Given exercise:
What is the number of lines that include the word "this"? Provide only that figure.

* Begin *

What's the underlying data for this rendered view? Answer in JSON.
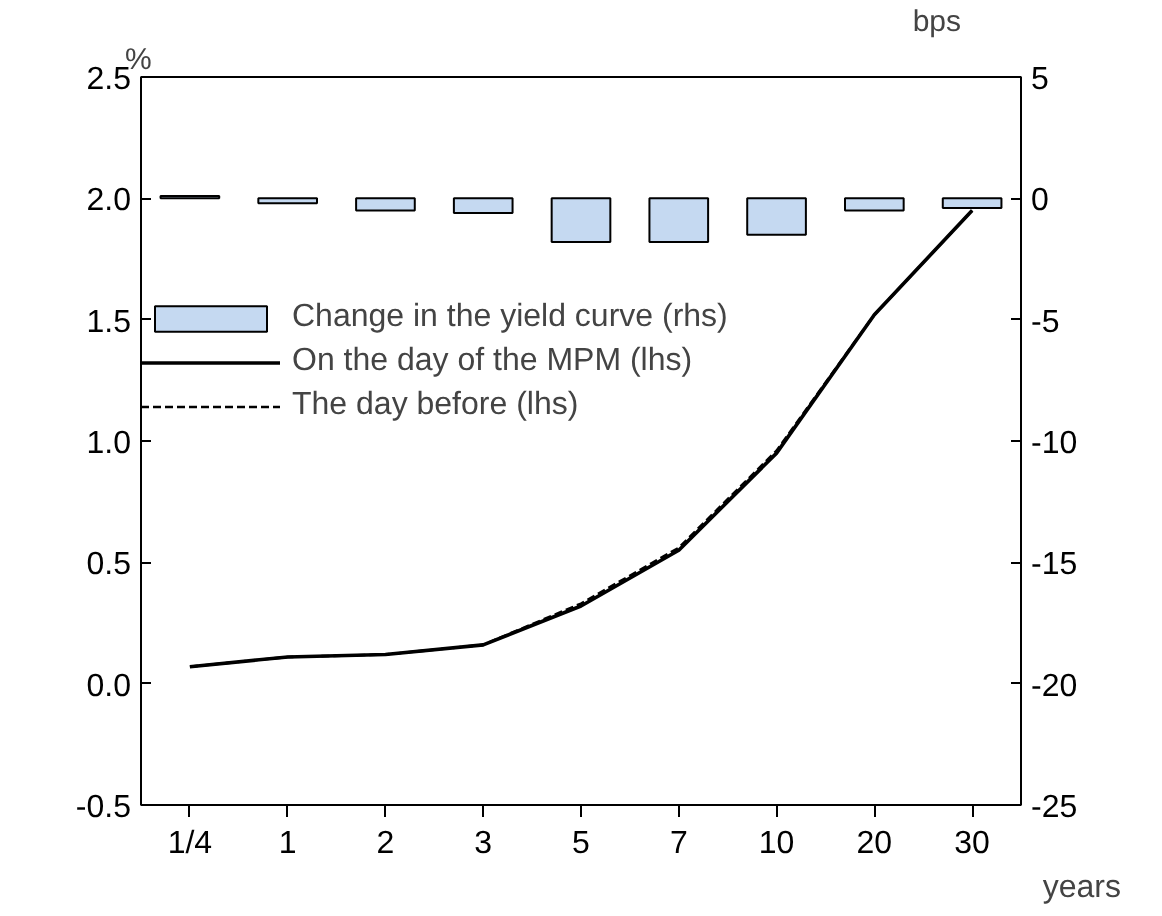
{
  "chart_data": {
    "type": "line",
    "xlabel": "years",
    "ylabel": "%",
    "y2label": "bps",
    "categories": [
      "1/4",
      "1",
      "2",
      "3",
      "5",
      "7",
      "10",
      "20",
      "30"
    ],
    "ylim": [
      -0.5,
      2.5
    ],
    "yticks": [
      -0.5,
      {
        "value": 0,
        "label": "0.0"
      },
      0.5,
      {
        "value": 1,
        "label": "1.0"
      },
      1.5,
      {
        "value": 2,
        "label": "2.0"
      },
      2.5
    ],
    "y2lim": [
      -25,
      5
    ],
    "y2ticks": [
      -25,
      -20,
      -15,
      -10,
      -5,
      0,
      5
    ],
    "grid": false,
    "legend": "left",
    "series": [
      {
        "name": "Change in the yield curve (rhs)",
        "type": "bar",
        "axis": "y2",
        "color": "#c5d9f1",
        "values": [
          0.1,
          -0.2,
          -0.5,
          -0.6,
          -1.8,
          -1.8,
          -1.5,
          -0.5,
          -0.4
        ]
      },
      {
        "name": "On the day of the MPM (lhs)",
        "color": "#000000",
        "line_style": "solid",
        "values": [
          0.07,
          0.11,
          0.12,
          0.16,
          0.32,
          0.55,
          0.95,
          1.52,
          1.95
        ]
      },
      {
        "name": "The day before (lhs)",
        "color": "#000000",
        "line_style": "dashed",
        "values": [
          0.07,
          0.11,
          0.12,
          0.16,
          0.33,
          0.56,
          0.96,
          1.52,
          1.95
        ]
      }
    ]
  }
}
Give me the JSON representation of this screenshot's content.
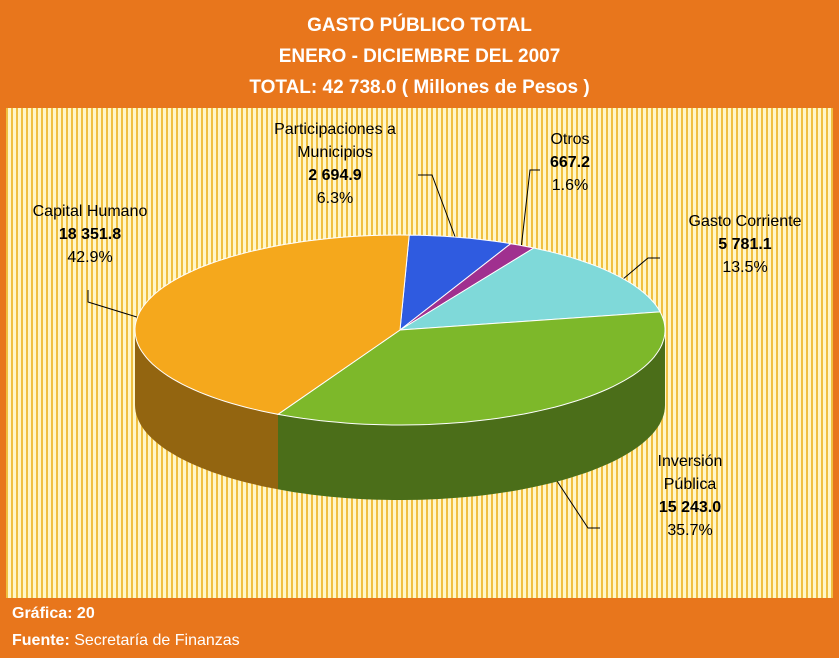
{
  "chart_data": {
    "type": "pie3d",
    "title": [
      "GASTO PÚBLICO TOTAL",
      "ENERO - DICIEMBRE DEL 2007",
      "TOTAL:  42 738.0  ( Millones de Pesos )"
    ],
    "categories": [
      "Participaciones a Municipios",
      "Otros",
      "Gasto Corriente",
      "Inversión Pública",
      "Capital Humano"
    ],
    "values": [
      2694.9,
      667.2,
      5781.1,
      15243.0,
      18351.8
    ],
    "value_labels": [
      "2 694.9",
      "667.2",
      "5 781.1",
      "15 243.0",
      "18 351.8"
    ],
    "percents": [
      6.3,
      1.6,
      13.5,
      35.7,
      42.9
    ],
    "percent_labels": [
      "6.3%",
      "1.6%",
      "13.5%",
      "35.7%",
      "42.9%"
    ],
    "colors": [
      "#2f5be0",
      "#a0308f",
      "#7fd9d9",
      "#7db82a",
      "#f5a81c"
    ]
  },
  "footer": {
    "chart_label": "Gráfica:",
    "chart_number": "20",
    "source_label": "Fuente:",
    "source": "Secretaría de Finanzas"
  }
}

* End *

Result:
2